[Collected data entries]
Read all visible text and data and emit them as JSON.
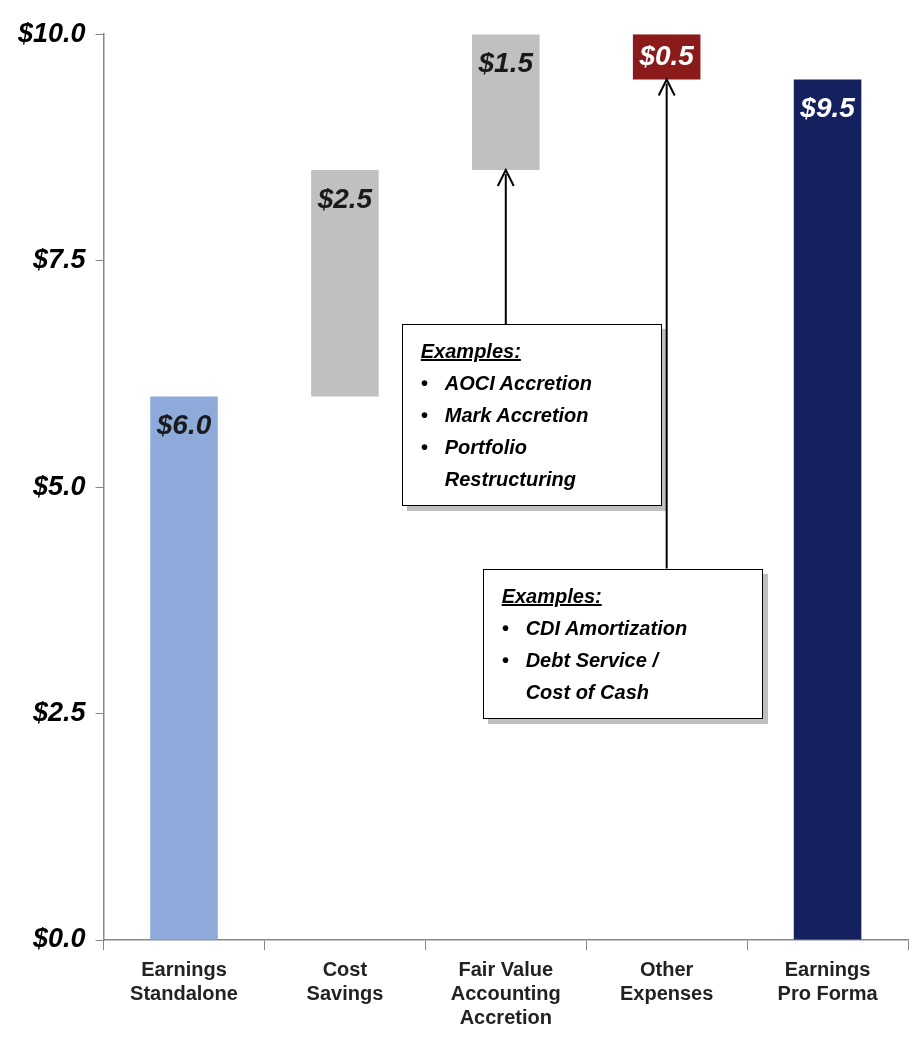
{
  "chart_data": {
    "type": "bar",
    "categories": [
      "Earnings Standalone",
      "Cost Savings",
      "Fair Value Accounting Accretion",
      "Other Expenses",
      "Earnings Pro Forma"
    ],
    "values": [
      6.0,
      2.5,
      1.5,
      0.5,
      9.5
    ],
    "base": [
      0,
      6.0,
      8.5,
      9.5,
      0
    ],
    "colors": [
      "#8eaadb",
      "#c0c0c0",
      "#c0c0c0",
      "#8b1a1a",
      "#14215e"
    ],
    "value_labels": [
      "$6.0",
      "$2.5",
      "$1.5",
      "$0.5",
      "$9.5"
    ],
    "ylim": [
      0,
      10
    ],
    "yticks": [
      {
        "value": 0,
        "label": "$0.0"
      },
      {
        "value": 2.5,
        "label": "$2.5"
      },
      {
        "value": 5,
        "label": "$5.0"
      },
      {
        "value": 7.5,
        "label": "$7.5"
      },
      {
        "value": 10,
        "label": "$10.0"
      }
    ],
    "annotations": [
      {
        "text": "Examples:\n• AOCI Accretion\n• Mark Accretion\n• Portfolio Restructuring",
        "x": "Fair Value Accounting Accretion",
        "y": 8.5
      },
      {
        "text": "Examples:\n• CDI Amortization\n• Debt Service / Cost of Cash",
        "x": "Other Expenses",
        "y": 9.5
      }
    ]
  }
}
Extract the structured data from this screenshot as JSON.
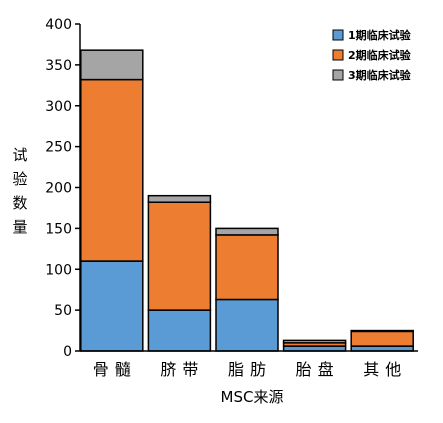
{
  "chart_data": {
    "type": "bar",
    "stacked": true,
    "categories": [
      "骨髓",
      "脐带",
      "脂肪",
      "胎盘",
      "其他"
    ],
    "series": [
      {
        "name": "1期临床试验",
        "color": "#5B9BD5",
        "values": [
          110,
          50,
          63,
          6,
          6
        ]
      },
      {
        "name": "2期临床试验",
        "color": "#ED7D31",
        "values": [
          222,
          132,
          79,
          4,
          18
        ]
      },
      {
        "name": "3期临床试验",
        "color": "#A5A5A5",
        "values": [
          36,
          8,
          8,
          3,
          1
        ]
      }
    ],
    "ylim": [
      0,
      400
    ],
    "yticks": [
      0,
      50,
      100,
      150,
      200,
      250,
      300,
      350,
      400
    ],
    "ylabel": "试验数量",
    "xlabel": "MSC来源",
    "legend_position": "top-right",
    "grid": false
  }
}
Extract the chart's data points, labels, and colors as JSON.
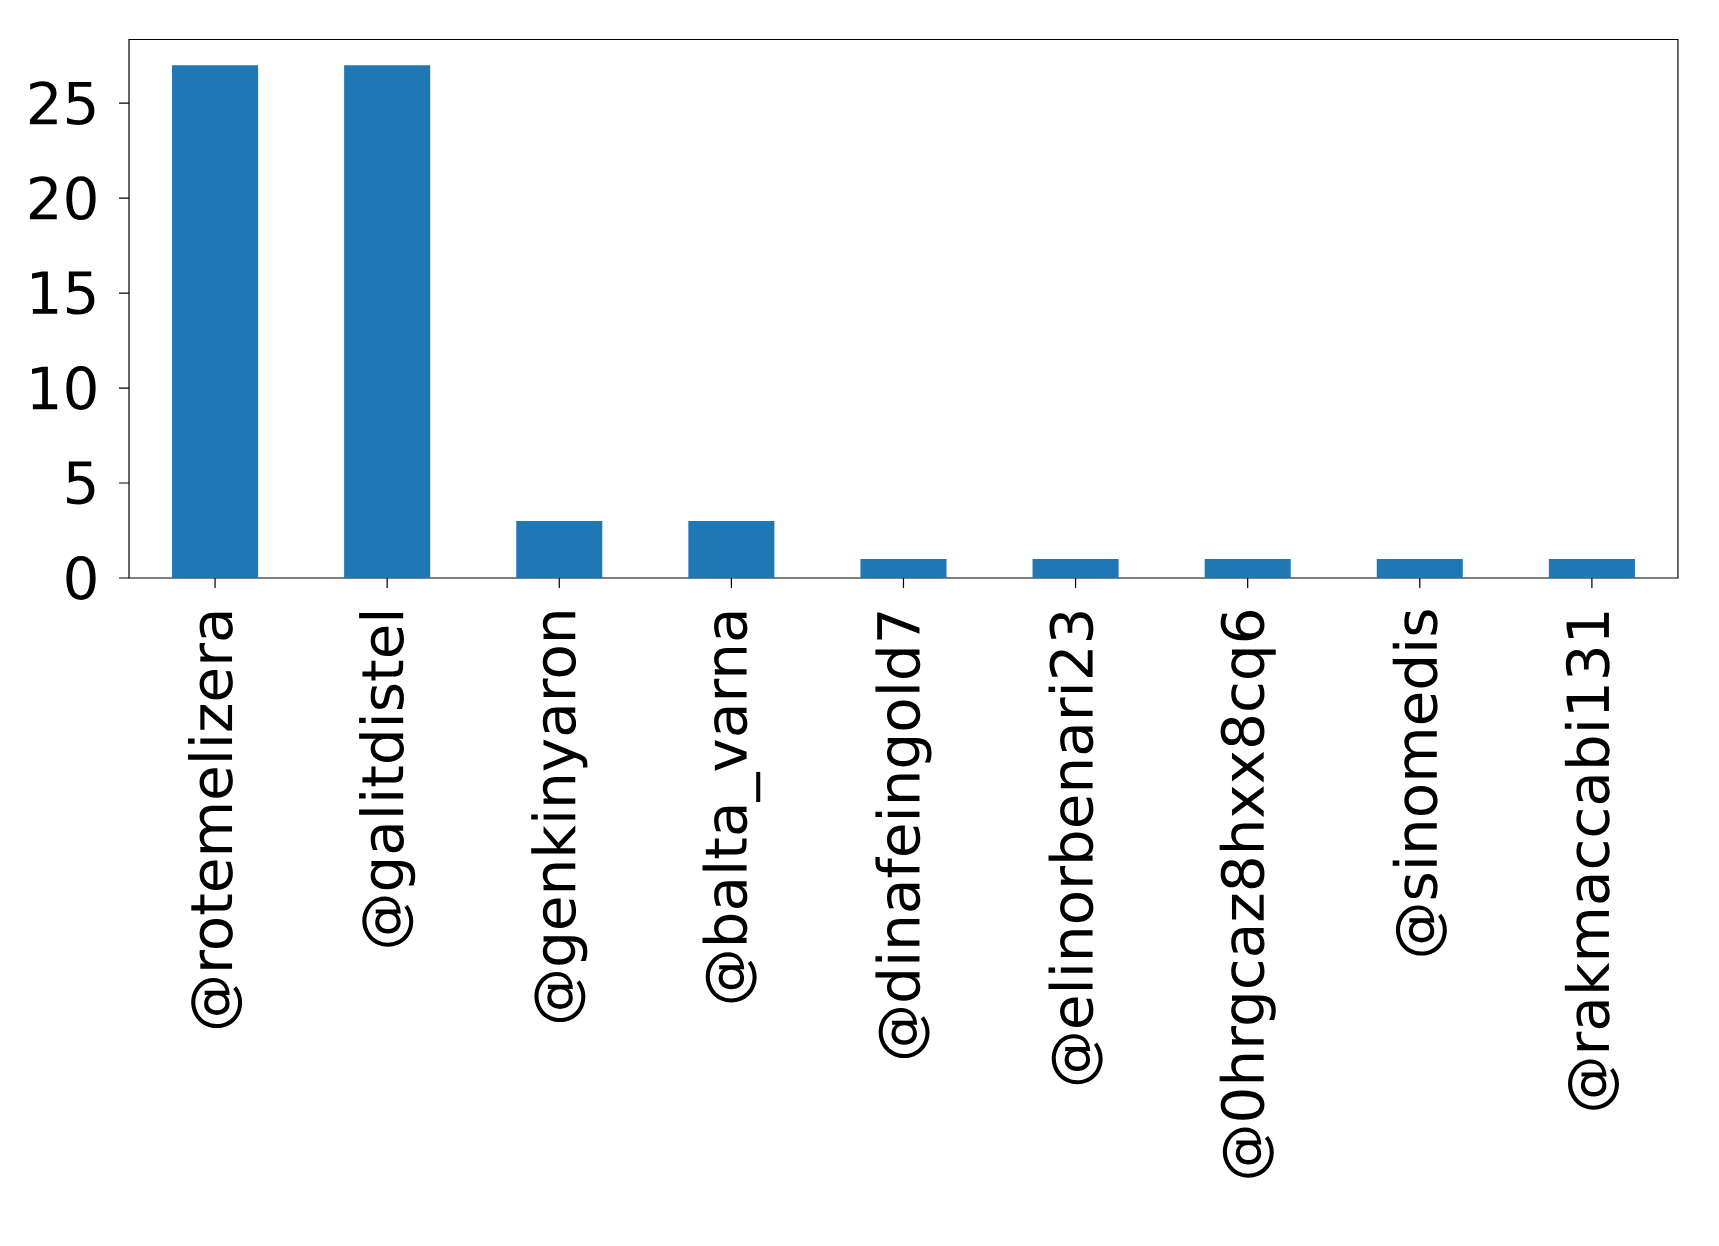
{
  "chart_data": {
    "type": "bar",
    "categories": [
      "@rotemelizera",
      "@galitdistel",
      "@genkinyaron",
      "@balta_varna",
      "@dinafeingold7",
      "@elinorbenari23",
      "@0hrgcaz8hxx8cq6",
      "@sinomedis",
      "@rakmaccabi131"
    ],
    "values": [
      27,
      27,
      3,
      3,
      1,
      1,
      1,
      1,
      1
    ],
    "color": "#1f77b4",
    "ylim": [
      0,
      28.35
    ],
    "yticks": [
      0,
      5,
      10,
      15,
      20,
      25
    ]
  }
}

- _Work to do_
Print each line from the one containing "Extract the structured" through the last line of the listing, both included, exactly and with no pictures.

- _Solution to the problem_
Extract the structured data from this screenshot as JSON.
{
  "chart_data": {
    "type": "bar",
    "stacked": true,
    "categories": [
      "骨髓",
      "脐带",
      "脂肪",
      "胎盘",
      "其他"
    ],
    "series": [
      {
        "name": "1期临床试验",
        "color": "#5B9BD5",
        "values": [
          110,
          50,
          63,
          6,
          6
        ]
      },
      {
        "name": "2期临床试验",
        "color": "#ED7D31",
        "values": [
          222,
          132,
          79,
          4,
          18
        ]
      },
      {
        "name": "3期临床试验",
        "color": "#A5A5A5",
        "values": [
          36,
          8,
          8,
          3,
          1
        ]
      }
    ],
    "ylim": [
      0,
      400
    ],
    "yticks": [
      0,
      50,
      100,
      150,
      200,
      250,
      300,
      350,
      400
    ],
    "ylabel": "试验数量",
    "xlabel": "MSC来源",
    "legend_position": "top-right",
    "grid": false
  }
}
Extract the chart's data points, labels, and colors as JSON.
{
  "chart_data": {
    "type": "bar",
    "categories": [
      "@rotemelizera",
      "@galitdistel",
      "@genkinyaron",
      "@balta_varna",
      "@dinafeingold7",
      "@elinorbenari23",
      "@0hrgcaz8hxx8cq6",
      "@sinomedis",
      "@rakmaccabi131"
    ],
    "values": [
      27,
      27,
      3,
      3,
      1,
      1,
      1,
      1,
      1
    ],
    "color": "#1f77b4",
    "ylim": [
      0,
      28.35
    ],
    "yticks": [
      0,
      5,
      10,
      15,
      20,
      25
    ]
  }
}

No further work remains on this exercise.